Records

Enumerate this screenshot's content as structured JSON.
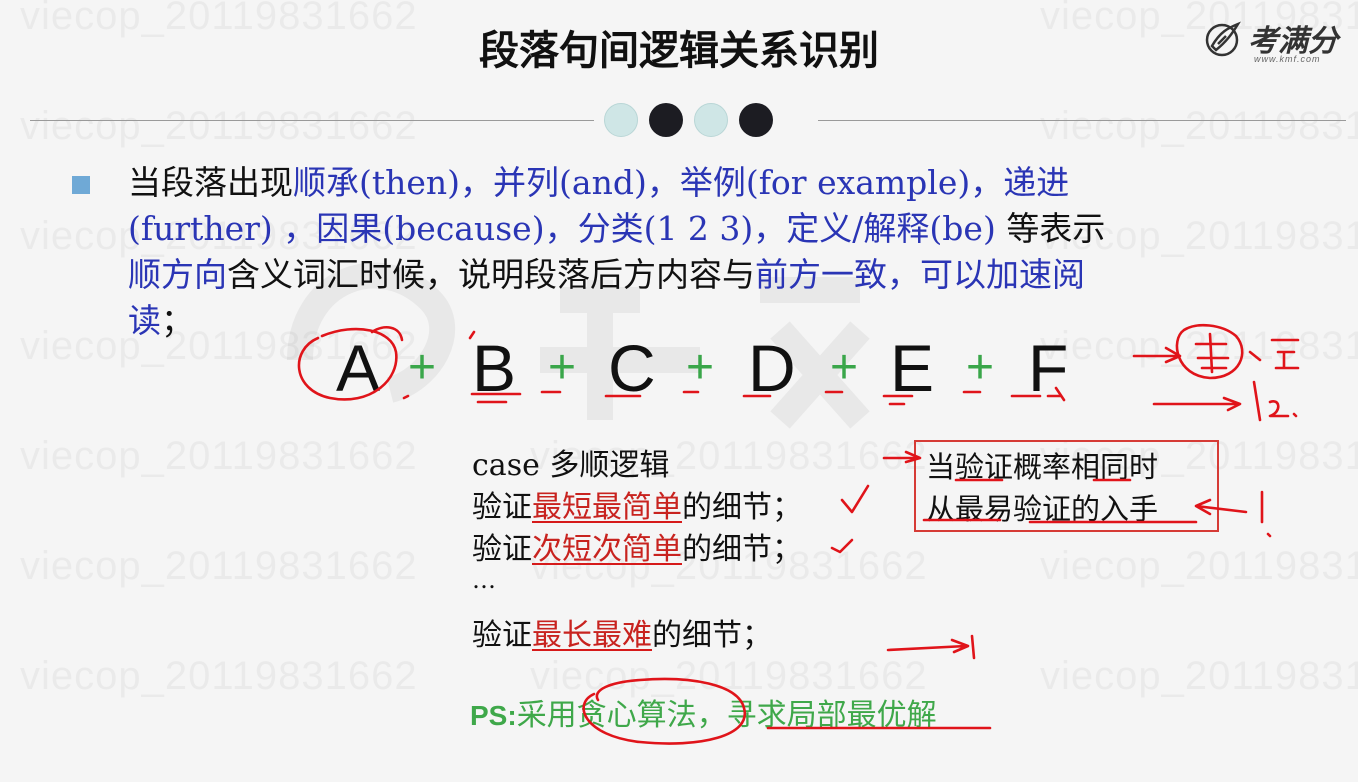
{
  "slide": {
    "title": "段落句间逻辑关系识别",
    "logo": {
      "text": "考满分",
      "url": "www.kmf.com"
    },
    "watermark": "viecop_20119831662"
  },
  "paragraph": {
    "segments": [
      {
        "text": "当段落出现",
        "color": "black"
      },
      {
        "text": "顺承(then)，并列(and)，举例(for example)，递进",
        "color": "blue"
      },
      {
        "text": "(further) ，因果(because)，分类(1 2 3)，定义/解释(be)",
        "color": "blue"
      },
      {
        "text": " 等表示",
        "color": "black"
      },
      {
        "text": "顺方向",
        "color": "blue"
      },
      {
        "text": "含义词汇时候，说明段落后方内容与",
        "color": "black"
      },
      {
        "text": "前方一致，可以加速阅",
        "color": "blue"
      },
      {
        "text": "读",
        "color": "blue"
      },
      {
        "text": "；",
        "color": "black"
      }
    ]
  },
  "formula": {
    "terms": [
      "A",
      "B",
      "C",
      "D",
      "E",
      "F"
    ],
    "operator": "+"
  },
  "case": {
    "heading": "case 多顺逻辑",
    "rows": [
      {
        "prefix": "验证",
        "red1": "最短",
        "red2": "最简单",
        "suffix": "的细节；"
      },
      {
        "prefix": "验证",
        "red1": "次短",
        "red2": "次简单",
        "suffix": "的细节；"
      },
      {
        "ellipsis": "…"
      },
      {
        "prefix": "验证",
        "red1": "最长",
        "red2": "最难",
        "suffix": "的细节；"
      }
    ]
  },
  "note": {
    "line1": "当验证概率相同时",
    "line2": "从最易验证的入手"
  },
  "ps": {
    "label": "PS:",
    "text": "采用贪心算法，寻求局部最优解"
  },
  "colors": {
    "blue_text": "#2a35b5",
    "red_text": "#c8231f",
    "green_text": "#3fa84a",
    "bullet": "#6fa9d6",
    "annotation_ink": "#e0141a"
  }
}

[WHAT THE TASK REQUIRES] From the listing above, print every entry precisely and drop the pictures.

[FULL SOLUTION]
Enumerate this screenshot's content as structured JSON.
{
  "slide": {
    "title": "段落句间逻辑关系识别",
    "logo": {
      "text": "考满分",
      "url": "www.kmf.com"
    },
    "watermark": "viecop_20119831662"
  },
  "paragraph": {
    "segments": [
      {
        "text": "当段落出现",
        "color": "black"
      },
      {
        "text": "顺承(then)，并列(and)，举例(for example)，递进",
        "color": "blue"
      },
      {
        "text": "(further) ，因果(because)，分类(1 2 3)，定义/解释(be)",
        "color": "blue"
      },
      {
        "text": " 等表示",
        "color": "black"
      },
      {
        "text": "顺方向",
        "color": "blue"
      },
      {
        "text": "含义词汇时候，说明段落后方内容与",
        "color": "black"
      },
      {
        "text": "前方一致，可以加速阅",
        "color": "blue"
      },
      {
        "text": "读",
        "color": "blue"
      },
      {
        "text": "；",
        "color": "black"
      }
    ]
  },
  "formula": {
    "terms": [
      "A",
      "B",
      "C",
      "D",
      "E",
      "F"
    ],
    "operator": "+"
  },
  "case": {
    "heading": "case 多顺逻辑",
    "rows": [
      {
        "prefix": "验证",
        "red1": "最短",
        "red2": "最简单",
        "suffix": "的细节；"
      },
      {
        "prefix": "验证",
        "red1": "次短",
        "red2": "次简单",
        "suffix": "的细节；"
      },
      {
        "ellipsis": "…"
      },
      {
        "prefix": "验证",
        "red1": "最长",
        "red2": "最难",
        "suffix": "的细节；"
      }
    ]
  },
  "note": {
    "line1": "当验证概率相同时",
    "line2": "从最易验证的入手"
  },
  "ps": {
    "label": "PS:",
    "text": "采用贪心算法，寻求局部最优解"
  },
  "colors": {
    "blue_text": "#2a35b5",
    "red_text": "#c8231f",
    "green_text": "#3fa84a",
    "bullet": "#6fa9d6",
    "annotation_ink": "#e0141a"
  }
}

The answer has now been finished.